# Directive
Can you reproduce the records word for word, from their first line through the line containing "series-line-total-1 bbox=[884, 410, 1199, 454]", with that line included?

Layout coordinate data
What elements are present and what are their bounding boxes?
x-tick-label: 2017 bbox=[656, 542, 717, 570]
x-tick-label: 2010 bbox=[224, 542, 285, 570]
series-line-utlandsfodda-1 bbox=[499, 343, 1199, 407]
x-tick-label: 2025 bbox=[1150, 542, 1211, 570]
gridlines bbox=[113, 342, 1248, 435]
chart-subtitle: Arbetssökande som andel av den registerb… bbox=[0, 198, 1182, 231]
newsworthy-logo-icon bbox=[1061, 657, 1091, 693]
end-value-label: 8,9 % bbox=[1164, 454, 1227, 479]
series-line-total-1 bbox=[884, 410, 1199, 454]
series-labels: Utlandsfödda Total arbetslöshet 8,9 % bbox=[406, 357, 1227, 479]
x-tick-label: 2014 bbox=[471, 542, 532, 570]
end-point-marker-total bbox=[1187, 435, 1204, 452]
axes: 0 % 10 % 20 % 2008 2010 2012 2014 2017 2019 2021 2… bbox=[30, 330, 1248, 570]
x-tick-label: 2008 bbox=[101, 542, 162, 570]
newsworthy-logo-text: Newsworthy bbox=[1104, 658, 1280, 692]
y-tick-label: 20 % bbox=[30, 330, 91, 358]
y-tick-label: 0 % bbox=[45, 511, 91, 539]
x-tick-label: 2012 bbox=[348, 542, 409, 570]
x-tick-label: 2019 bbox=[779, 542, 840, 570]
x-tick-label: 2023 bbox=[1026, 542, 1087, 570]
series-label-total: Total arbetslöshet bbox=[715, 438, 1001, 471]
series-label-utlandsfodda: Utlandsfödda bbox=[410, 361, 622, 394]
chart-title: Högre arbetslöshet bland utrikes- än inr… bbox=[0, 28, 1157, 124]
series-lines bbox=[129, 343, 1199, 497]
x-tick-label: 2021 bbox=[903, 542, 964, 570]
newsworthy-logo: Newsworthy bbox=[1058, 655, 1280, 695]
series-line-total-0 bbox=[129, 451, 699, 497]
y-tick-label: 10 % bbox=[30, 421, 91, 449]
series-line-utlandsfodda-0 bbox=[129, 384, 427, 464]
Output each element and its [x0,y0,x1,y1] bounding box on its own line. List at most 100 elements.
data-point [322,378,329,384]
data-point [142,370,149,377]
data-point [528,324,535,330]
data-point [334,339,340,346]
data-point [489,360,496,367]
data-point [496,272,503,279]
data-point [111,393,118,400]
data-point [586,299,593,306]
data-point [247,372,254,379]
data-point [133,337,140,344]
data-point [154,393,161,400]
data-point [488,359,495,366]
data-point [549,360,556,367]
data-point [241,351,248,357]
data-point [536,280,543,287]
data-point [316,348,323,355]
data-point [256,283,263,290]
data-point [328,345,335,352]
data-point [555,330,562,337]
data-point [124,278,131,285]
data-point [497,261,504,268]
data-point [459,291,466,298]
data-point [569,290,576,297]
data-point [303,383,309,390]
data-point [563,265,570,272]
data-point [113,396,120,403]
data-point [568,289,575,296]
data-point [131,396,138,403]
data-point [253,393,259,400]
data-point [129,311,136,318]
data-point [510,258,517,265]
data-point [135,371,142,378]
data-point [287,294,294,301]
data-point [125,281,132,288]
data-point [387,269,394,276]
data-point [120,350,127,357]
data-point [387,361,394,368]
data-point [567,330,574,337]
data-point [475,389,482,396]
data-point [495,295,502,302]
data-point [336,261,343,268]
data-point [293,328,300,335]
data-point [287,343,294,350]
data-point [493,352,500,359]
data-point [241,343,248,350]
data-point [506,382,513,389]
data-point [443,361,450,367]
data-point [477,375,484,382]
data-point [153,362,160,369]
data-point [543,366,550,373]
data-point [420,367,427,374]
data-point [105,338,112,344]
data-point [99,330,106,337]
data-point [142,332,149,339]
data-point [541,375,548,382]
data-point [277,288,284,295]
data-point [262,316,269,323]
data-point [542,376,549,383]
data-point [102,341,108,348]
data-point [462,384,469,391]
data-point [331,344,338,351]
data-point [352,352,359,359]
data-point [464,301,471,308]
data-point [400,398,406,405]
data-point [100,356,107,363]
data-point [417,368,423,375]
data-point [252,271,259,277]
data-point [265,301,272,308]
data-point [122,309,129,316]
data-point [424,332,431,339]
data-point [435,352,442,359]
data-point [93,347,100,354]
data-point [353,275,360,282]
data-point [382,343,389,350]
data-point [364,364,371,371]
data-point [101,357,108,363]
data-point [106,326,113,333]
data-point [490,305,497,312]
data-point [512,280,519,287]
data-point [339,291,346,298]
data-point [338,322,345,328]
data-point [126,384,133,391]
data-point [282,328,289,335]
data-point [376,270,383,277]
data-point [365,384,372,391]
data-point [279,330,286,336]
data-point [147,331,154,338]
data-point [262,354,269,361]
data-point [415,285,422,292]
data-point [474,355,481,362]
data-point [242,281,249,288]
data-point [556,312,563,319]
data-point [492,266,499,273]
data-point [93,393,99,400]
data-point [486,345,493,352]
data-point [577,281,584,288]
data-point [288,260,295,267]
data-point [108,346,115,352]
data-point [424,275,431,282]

# The answer
What elements are present and what are their bounding boxes?
x-tick-label: 2017 bbox=[656, 542, 717, 570]
x-tick-label: 2010 bbox=[224, 542, 285, 570]
series-line-utlandsfodda-1 bbox=[499, 343, 1199, 407]
x-tick-label: 2025 bbox=[1150, 542, 1211, 570]
gridlines bbox=[113, 342, 1248, 435]
chart-subtitle: Arbetssökande som andel av den registerb… bbox=[0, 198, 1182, 231]
newsworthy-logo-icon bbox=[1061, 657, 1091, 693]
end-value-label: 8,9 % bbox=[1164, 454, 1227, 479]
series-line-total-1 bbox=[884, 410, 1199, 454]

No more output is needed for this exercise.